━━━ SUPPLIED ENTRIES ━━━

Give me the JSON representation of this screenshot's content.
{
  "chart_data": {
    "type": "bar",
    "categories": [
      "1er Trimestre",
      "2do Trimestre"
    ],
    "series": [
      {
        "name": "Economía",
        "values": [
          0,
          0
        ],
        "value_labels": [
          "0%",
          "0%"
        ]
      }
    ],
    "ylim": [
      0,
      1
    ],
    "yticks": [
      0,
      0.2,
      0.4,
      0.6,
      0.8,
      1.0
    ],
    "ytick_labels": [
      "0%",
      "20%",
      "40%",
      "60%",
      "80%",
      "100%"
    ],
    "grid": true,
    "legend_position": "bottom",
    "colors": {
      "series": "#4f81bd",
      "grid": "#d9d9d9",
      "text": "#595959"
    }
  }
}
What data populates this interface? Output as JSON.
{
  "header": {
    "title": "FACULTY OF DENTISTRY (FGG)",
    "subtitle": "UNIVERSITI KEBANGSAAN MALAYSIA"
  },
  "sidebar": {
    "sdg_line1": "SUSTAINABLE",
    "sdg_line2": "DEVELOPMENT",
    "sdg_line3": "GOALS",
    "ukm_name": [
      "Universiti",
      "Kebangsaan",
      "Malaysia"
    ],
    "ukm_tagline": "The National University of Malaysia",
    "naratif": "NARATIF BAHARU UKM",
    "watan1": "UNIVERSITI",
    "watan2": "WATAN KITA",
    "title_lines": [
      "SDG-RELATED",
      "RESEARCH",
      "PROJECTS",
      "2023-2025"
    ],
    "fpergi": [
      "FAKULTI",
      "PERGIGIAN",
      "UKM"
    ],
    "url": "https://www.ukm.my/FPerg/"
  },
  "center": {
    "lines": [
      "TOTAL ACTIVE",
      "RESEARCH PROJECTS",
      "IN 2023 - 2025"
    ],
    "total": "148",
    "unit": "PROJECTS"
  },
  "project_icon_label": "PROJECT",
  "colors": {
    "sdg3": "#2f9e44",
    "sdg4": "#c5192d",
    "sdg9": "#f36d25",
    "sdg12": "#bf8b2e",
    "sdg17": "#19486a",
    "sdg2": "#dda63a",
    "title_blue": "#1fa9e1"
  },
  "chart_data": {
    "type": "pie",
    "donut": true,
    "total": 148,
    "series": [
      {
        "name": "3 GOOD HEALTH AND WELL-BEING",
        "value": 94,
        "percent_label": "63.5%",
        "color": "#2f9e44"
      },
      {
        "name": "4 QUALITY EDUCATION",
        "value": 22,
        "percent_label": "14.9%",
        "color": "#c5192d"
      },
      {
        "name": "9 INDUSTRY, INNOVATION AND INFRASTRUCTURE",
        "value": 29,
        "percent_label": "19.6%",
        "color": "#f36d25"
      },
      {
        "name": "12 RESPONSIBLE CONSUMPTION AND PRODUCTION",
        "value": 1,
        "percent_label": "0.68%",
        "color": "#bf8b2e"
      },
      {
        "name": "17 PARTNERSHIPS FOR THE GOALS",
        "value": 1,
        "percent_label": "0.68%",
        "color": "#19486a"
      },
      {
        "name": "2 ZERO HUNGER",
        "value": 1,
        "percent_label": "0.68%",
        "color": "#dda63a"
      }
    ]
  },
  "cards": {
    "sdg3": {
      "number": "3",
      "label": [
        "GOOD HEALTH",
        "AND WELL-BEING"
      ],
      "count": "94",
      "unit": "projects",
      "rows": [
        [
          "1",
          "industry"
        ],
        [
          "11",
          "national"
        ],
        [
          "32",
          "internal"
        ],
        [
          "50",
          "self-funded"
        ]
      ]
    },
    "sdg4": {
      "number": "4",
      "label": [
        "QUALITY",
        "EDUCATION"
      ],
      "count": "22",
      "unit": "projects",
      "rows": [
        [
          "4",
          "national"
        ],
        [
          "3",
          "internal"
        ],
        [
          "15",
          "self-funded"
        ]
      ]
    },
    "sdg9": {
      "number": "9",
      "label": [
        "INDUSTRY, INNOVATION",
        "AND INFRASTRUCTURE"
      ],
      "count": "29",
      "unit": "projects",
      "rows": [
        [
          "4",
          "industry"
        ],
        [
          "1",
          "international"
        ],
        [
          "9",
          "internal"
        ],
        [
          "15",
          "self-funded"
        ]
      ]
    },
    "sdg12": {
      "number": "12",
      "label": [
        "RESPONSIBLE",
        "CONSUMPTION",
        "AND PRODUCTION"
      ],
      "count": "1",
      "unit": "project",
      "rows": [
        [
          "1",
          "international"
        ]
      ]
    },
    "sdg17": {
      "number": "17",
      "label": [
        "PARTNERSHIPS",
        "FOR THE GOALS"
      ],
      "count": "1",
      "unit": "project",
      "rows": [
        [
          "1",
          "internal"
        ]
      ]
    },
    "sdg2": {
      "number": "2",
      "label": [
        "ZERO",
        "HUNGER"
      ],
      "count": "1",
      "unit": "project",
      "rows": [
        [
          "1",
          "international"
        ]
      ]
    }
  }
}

━━━

■ **STATED PROBLEM**
Restate the listing above word for word.

■ **ANSWER TO THE TASK**
Give me the JSON representation of this screenshot's content.
{
  "chart_data": {
    "type": "bar",
    "categories": [
      "1er Trimestre",
      "2do Trimestre"
    ],
    "series": [
      {
        "name": "Economía",
        "values": [
          0,
          0
        ],
        "value_labels": [
          "0%",
          "0%"
        ]
      }
    ],
    "ylim": [
      0,
      1
    ],
    "yticks": [
      0,
      0.2,
      0.4,
      0.6,
      0.8,
      1.0
    ],
    "ytick_labels": [
      "0%",
      "20%",
      "40%",
      "60%",
      "80%",
      "100%"
    ],
    "grid": true,
    "legend_position": "bottom",
    "colors": {
      "series": "#4f81bd",
      "grid": "#d9d9d9",
      "text": "#595959"
    }
  }
}
What data populates this interface? Output as JSON.
{
  "header": {
    "title": "FACULTY OF DENTISTRY (FGG)",
    "subtitle": "UNIVERSITI KEBANGSAAN MALAYSIA"
  },
  "sidebar": {
    "sdg_line1": "SUSTAINABLE",
    "sdg_line2": "DEVELOPMENT",
    "sdg_line3": "GOALS",
    "ukm_name": [
      "Universiti",
      "Kebangsaan",
      "Malaysia"
    ],
    "ukm_tagline": "The National University of Malaysia",
    "naratif": "NARATIF BAHARU UKM",
    "watan1": "UNIVERSITI",
    "watan2": "WATAN KITA",
    "title_lines": [
      "SDG-RELATED",
      "RESEARCH",
      "PROJECTS",
      "2023-2025"
    ],
    "fpergi": [
      "FAKULTI",
      "PERGIGIAN",
      "UKM"
    ],
    "url": "https://www.ukm.my/FPerg/"
  },
  "center": {
    "lines": [
      "TOTAL ACTIVE",
      "RESEARCH PROJECTS",
      "IN 2023 - 2025"
    ],
    "total": "148",
    "unit": "PROJECTS"
  },
  "project_icon_label": "PROJECT",
  "colors": {
    "sdg3": "#2f9e44",
    "sdg4": "#c5192d",
    "sdg9": "#f36d25",
    "sdg12": "#bf8b2e",
    "sdg17": "#19486a",
    "sdg2": "#dda63a",
    "title_blue": "#1fa9e1"
  },
  "chart_data": {
    "type": "pie",
    "donut": true,
    "total": 148,
    "series": [
      {
        "name": "3 GOOD HEALTH AND WELL-BEING",
        "value": 94,
        "percent_label": "63.5%",
        "color": "#2f9e44"
      },
      {
        "name": "4 QUALITY EDUCATION",
        "value": 22,
        "percent_label": "14.9%",
        "color": "#c5192d"
      },
      {
        "name": "9 INDUSTRY, INNOVATION AND INFRASTRUCTURE",
        "value": 29,
        "percent_label": "19.6%",
        "color": "#f36d25"
      },
      {
        "name": "12 RESPONSIBLE CONSUMPTION AND PRODUCTION",
        "value": 1,
        "percent_label": "0.68%",
        "color": "#bf8b2e"
      },
      {
        "name": "17 PARTNERSHIPS FOR THE GOALS",
        "value": 1,
        "percent_label": "0.68%",
        "color": "#19486a"
      },
      {
        "name": "2 ZERO HUNGER",
        "value": 1,
        "percent_label": "0.68%",
        "color": "#dda63a"
      }
    ]
  },
  "cards": {
    "sdg3": {
      "number": "3",
      "label": [
        "GOOD HEALTH",
        "AND WELL-BEING"
      ],
      "count": "94",
      "unit": "projects",
      "rows": [
        [
          "1",
          "industry"
        ],
        [
          "11",
          "national"
        ],
        [
          "32",
          "internal"
        ],
        [
          "50",
          "self-funded"
        ]
      ]
    },
    "sdg4": {
      "number": "4",
      "label": [
        "QUALITY",
        "EDUCATION"
      ],
      "count": "22",
      "unit": "projects",
      "rows": [
        [
          "4",
          "national"
        ],
        [
          "3",
          "internal"
        ],
        [
          "15",
          "self-funded"
        ]
      ]
    },
    "sdg9": {
      "number": "9",
      "label": [
        "INDUSTRY, INNOVATION",
        "AND INFRASTRUCTURE"
      ],
      "count": "29",
      "unit": "projects",
      "rows": [
        [
          "4",
          "industry"
        ],
        [
          "1",
          "international"
        ],
        [
          "9",
          "internal"
        ],
        [
          "15",
          "self-funded"
        ]
      ]
    },
    "sdg12": {
      "number": "12",
      "label": [
        "RESPONSIBLE",
        "CONSUMPTION",
        "AND PRODUCTION"
      ],
      "count": "1",
      "unit": "project",
      "rows": [
        [
          "1",
          "international"
        ]
      ]
    },
    "sdg17": {
      "number": "17",
      "label": [
        "PARTNERSHIPS",
        "FOR THE GOALS"
      ],
      "count": "1",
      "unit": "project",
      "rows": [
        [
          "1",
          "internal"
        ]
      ]
    },
    "sdg2": {
      "number": "2",
      "label": [
        "ZERO",
        "HUNGER"
      ],
      "count": "1",
      "unit": "project",
      "rows": [
        [
          "1",
          "international"
        ]
      ]
    }
  }
}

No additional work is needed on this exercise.